| What the task asks |
Give only one thing: the number of lines that include the word "Schools".

* Start Extracted information *

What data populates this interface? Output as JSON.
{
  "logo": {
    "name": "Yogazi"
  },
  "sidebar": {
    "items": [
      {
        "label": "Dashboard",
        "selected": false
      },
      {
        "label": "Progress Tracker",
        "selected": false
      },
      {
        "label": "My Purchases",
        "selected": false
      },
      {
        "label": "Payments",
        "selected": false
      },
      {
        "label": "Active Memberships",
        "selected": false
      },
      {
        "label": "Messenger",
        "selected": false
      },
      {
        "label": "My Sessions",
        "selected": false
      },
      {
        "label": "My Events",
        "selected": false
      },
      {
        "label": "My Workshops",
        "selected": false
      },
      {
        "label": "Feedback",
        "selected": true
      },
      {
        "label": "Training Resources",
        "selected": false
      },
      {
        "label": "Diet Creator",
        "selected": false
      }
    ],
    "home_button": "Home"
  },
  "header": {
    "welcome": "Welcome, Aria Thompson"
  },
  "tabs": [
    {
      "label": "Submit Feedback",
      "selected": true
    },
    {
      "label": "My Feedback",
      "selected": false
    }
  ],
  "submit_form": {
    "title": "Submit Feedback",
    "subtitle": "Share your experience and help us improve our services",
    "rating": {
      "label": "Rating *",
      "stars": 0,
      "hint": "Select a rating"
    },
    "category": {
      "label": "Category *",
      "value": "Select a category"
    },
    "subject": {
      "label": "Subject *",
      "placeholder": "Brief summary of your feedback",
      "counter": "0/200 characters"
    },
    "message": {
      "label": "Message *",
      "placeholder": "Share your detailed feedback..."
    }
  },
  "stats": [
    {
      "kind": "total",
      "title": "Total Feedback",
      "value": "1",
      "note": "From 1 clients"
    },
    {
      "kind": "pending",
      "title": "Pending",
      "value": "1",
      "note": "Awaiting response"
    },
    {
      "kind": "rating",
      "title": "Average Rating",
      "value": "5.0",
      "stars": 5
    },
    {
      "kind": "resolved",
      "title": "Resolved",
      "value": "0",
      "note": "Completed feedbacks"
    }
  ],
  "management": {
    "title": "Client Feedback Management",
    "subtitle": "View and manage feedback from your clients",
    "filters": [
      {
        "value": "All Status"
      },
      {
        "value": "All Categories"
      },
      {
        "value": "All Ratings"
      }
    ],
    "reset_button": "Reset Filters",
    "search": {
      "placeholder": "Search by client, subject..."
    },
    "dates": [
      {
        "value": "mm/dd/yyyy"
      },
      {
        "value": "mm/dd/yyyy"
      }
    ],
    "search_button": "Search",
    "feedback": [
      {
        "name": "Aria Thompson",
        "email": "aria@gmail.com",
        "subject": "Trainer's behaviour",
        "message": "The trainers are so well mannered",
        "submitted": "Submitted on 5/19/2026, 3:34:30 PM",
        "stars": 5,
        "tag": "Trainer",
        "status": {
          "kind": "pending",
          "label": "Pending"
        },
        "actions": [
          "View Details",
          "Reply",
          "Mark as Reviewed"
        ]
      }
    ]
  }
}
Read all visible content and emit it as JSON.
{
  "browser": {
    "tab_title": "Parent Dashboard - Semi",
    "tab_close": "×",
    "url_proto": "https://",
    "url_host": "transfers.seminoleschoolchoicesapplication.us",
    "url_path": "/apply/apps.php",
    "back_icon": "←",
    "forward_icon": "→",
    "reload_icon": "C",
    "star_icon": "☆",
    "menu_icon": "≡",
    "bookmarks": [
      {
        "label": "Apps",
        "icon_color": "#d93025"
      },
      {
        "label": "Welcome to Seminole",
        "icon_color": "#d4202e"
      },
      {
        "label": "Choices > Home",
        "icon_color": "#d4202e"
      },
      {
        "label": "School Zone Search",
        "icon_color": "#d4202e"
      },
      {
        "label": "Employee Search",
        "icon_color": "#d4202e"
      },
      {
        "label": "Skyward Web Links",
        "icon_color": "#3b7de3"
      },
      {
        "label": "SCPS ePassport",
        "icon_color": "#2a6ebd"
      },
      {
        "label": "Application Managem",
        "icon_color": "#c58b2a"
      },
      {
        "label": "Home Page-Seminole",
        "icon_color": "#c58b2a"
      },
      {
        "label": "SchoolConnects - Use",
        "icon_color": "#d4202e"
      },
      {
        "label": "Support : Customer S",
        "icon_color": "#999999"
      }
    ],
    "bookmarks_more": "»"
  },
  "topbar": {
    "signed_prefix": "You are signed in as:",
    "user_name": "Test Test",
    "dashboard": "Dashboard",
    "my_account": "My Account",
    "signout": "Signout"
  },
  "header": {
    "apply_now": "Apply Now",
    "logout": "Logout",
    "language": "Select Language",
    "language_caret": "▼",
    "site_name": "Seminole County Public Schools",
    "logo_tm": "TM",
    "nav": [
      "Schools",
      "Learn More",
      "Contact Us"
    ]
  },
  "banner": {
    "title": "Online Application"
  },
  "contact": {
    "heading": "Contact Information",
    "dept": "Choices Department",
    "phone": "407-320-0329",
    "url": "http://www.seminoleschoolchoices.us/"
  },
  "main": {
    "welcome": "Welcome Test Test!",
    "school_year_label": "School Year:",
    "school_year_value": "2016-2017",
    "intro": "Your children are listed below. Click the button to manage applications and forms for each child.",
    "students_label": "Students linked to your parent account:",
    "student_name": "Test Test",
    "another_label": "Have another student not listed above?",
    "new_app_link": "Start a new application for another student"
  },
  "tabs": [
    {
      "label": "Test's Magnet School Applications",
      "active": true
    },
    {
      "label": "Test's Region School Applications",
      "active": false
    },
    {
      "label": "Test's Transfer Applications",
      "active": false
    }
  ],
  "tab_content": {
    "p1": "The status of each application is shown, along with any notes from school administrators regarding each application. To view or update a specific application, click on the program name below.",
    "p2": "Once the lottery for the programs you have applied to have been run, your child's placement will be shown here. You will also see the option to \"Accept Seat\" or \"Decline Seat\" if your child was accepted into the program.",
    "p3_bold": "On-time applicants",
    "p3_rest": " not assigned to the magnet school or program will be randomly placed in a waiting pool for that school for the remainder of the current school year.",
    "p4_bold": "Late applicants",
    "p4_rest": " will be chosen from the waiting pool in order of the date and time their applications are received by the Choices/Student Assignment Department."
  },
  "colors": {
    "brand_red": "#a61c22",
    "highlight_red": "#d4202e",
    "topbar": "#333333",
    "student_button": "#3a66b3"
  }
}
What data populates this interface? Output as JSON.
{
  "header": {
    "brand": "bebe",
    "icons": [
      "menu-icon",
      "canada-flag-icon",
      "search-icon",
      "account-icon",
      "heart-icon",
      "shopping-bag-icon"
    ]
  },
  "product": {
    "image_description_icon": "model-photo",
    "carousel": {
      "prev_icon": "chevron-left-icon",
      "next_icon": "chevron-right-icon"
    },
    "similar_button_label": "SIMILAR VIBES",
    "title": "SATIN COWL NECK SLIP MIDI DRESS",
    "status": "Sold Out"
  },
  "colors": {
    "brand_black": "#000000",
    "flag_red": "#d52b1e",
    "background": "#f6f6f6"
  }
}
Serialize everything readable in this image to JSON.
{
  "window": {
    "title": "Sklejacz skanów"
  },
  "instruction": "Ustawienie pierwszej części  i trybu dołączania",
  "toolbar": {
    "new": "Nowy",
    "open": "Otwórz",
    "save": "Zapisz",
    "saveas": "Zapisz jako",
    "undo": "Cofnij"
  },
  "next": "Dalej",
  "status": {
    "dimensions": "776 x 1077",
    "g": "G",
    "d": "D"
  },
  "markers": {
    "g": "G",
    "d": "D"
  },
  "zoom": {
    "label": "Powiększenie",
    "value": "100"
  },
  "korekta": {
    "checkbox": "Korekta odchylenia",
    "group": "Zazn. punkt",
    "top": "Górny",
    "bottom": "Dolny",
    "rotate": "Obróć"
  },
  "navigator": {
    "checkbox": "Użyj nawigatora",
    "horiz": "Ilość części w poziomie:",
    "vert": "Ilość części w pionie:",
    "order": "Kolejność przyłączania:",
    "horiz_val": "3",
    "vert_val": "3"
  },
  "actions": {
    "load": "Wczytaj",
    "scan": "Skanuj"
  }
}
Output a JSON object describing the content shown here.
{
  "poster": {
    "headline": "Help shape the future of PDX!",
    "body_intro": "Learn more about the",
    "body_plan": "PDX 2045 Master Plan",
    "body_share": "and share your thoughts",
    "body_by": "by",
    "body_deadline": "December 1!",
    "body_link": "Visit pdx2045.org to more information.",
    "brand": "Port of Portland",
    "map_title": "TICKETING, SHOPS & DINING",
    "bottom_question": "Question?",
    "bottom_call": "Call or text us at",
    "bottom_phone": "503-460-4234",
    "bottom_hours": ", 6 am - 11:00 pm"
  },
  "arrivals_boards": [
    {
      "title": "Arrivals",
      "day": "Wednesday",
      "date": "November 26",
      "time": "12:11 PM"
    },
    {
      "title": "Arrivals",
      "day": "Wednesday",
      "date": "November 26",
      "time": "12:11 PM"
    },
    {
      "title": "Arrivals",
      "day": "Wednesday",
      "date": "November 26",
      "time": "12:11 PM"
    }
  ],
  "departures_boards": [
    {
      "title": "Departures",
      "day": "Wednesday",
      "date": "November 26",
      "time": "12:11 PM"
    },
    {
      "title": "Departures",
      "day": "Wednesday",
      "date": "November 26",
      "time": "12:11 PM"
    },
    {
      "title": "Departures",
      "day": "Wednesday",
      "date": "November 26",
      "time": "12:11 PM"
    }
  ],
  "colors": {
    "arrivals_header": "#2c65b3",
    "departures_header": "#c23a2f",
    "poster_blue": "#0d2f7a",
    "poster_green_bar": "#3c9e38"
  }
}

* End Extracted information *

| Full answer |
2